▶ STATED GOAL
Looking at the listing beneath, work out how many lines hold "content" and report only that figure.

▶ EXERCISE INPUT
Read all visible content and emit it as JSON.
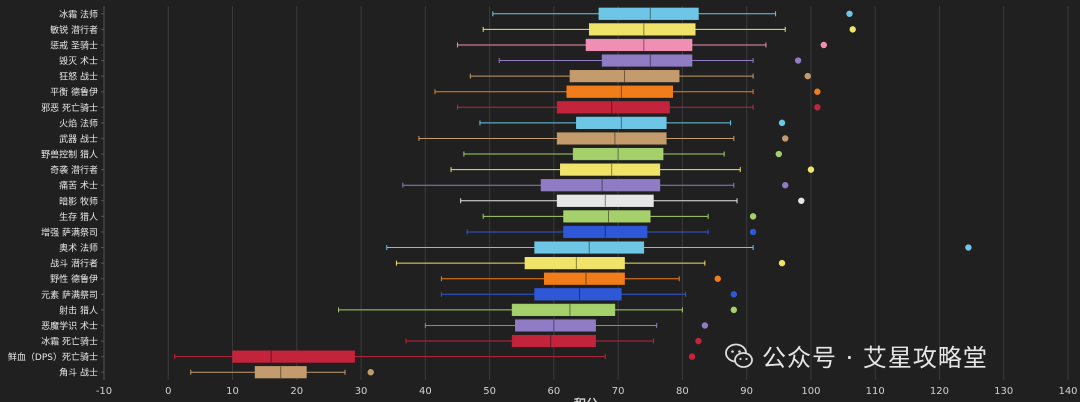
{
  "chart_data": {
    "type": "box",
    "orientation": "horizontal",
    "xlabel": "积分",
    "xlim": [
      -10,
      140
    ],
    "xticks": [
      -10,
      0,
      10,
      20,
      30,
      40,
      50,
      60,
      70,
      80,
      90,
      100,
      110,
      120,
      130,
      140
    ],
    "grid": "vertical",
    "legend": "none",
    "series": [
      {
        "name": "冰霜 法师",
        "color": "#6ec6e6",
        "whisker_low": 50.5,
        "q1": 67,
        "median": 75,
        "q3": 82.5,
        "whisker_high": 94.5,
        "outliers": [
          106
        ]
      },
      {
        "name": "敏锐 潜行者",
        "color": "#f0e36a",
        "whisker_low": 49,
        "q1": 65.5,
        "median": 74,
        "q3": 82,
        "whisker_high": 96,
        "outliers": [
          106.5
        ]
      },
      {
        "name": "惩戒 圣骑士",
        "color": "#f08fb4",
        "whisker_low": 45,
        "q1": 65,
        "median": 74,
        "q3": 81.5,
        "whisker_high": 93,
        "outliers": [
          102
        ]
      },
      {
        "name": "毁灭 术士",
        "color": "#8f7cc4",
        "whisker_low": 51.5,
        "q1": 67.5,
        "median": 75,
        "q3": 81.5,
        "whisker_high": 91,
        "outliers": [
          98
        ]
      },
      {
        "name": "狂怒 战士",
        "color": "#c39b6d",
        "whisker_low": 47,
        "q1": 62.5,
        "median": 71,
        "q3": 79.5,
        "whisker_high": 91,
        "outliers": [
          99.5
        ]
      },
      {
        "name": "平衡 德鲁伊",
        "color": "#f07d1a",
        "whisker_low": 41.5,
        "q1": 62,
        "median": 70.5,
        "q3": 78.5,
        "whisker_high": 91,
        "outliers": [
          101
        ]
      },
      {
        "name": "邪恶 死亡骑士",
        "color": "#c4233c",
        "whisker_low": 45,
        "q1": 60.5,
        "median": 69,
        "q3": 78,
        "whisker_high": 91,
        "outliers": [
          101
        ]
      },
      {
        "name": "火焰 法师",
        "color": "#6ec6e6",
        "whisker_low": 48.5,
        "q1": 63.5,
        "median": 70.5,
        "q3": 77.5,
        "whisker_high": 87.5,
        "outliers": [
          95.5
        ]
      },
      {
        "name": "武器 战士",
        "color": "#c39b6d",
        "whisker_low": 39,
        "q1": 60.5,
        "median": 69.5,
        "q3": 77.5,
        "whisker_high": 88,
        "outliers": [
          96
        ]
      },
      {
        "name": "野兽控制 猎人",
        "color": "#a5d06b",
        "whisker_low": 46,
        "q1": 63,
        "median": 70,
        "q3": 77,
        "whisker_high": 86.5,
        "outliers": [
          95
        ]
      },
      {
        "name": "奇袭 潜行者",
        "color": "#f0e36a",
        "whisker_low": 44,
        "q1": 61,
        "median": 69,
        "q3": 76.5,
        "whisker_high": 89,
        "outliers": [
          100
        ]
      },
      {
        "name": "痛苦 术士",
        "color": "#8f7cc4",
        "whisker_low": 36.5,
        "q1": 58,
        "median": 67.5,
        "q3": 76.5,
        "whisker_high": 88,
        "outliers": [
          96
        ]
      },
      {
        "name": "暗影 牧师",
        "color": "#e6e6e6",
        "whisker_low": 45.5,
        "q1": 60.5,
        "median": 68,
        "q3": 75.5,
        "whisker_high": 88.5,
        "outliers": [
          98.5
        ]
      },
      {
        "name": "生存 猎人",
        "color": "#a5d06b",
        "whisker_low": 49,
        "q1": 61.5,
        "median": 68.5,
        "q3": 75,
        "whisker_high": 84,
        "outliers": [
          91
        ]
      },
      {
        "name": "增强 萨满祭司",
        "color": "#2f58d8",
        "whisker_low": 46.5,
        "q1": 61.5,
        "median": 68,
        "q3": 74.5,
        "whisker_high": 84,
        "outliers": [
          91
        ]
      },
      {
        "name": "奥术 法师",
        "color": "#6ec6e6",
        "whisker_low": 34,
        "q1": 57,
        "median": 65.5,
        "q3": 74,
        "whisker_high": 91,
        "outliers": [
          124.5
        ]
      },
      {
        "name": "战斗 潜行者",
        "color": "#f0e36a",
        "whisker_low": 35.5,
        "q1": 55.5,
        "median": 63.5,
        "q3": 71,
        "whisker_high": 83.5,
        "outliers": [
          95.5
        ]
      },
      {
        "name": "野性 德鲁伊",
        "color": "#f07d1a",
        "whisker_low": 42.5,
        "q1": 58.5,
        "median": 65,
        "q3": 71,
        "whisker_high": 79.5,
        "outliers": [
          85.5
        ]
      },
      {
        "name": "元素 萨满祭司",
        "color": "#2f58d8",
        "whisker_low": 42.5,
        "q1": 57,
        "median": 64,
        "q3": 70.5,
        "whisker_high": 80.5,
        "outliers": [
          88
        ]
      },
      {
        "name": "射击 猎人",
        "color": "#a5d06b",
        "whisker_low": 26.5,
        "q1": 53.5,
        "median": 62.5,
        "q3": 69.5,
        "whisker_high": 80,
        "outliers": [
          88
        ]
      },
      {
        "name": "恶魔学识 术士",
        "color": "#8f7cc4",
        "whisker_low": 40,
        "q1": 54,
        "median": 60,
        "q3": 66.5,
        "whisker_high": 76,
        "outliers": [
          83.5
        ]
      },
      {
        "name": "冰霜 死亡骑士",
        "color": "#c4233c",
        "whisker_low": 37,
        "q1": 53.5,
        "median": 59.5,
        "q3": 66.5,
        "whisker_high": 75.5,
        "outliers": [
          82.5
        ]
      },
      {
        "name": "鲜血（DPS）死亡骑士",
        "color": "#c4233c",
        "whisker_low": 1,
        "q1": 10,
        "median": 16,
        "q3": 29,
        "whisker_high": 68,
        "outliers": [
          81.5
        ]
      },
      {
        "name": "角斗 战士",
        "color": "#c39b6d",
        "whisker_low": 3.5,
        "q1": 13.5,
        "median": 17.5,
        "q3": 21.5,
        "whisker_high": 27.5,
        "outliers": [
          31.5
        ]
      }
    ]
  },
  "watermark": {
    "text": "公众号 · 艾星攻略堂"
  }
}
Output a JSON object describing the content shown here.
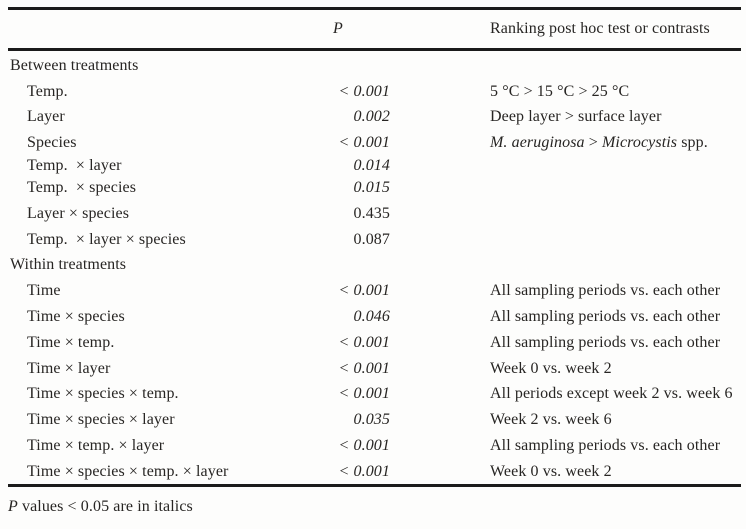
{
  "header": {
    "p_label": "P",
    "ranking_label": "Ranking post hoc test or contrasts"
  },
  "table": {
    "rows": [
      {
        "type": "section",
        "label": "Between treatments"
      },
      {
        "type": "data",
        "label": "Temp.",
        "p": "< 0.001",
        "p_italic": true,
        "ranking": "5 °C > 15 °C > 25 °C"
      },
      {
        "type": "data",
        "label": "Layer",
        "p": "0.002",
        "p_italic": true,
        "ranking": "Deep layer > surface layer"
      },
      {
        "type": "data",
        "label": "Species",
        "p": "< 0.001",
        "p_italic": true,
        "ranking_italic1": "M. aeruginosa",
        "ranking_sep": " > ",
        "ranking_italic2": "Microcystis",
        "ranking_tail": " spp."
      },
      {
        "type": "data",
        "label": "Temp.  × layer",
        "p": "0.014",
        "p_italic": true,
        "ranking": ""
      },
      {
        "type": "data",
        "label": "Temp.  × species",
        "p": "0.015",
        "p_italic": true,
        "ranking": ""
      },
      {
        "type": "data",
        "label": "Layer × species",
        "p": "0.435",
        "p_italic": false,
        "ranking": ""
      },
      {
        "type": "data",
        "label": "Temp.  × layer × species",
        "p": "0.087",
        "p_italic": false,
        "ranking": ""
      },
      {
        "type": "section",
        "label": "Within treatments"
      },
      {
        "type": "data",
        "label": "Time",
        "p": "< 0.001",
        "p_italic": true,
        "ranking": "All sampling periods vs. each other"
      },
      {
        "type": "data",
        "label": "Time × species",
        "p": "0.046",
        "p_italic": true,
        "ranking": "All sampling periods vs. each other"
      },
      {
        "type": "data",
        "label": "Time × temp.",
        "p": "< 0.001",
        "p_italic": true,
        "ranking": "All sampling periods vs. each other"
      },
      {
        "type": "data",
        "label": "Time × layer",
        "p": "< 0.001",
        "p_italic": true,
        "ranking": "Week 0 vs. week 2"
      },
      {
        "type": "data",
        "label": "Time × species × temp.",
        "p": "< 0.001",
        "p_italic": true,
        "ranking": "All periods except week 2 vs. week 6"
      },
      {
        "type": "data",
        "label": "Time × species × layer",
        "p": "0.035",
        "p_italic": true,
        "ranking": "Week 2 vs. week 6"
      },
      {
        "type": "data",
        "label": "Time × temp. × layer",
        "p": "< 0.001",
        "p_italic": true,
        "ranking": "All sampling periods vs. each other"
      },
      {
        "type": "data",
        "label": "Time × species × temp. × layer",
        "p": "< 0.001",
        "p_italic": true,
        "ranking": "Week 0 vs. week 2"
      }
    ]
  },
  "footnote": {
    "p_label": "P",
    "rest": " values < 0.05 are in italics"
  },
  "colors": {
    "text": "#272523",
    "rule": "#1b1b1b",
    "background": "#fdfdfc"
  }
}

▶ EXERCISE RESULT
2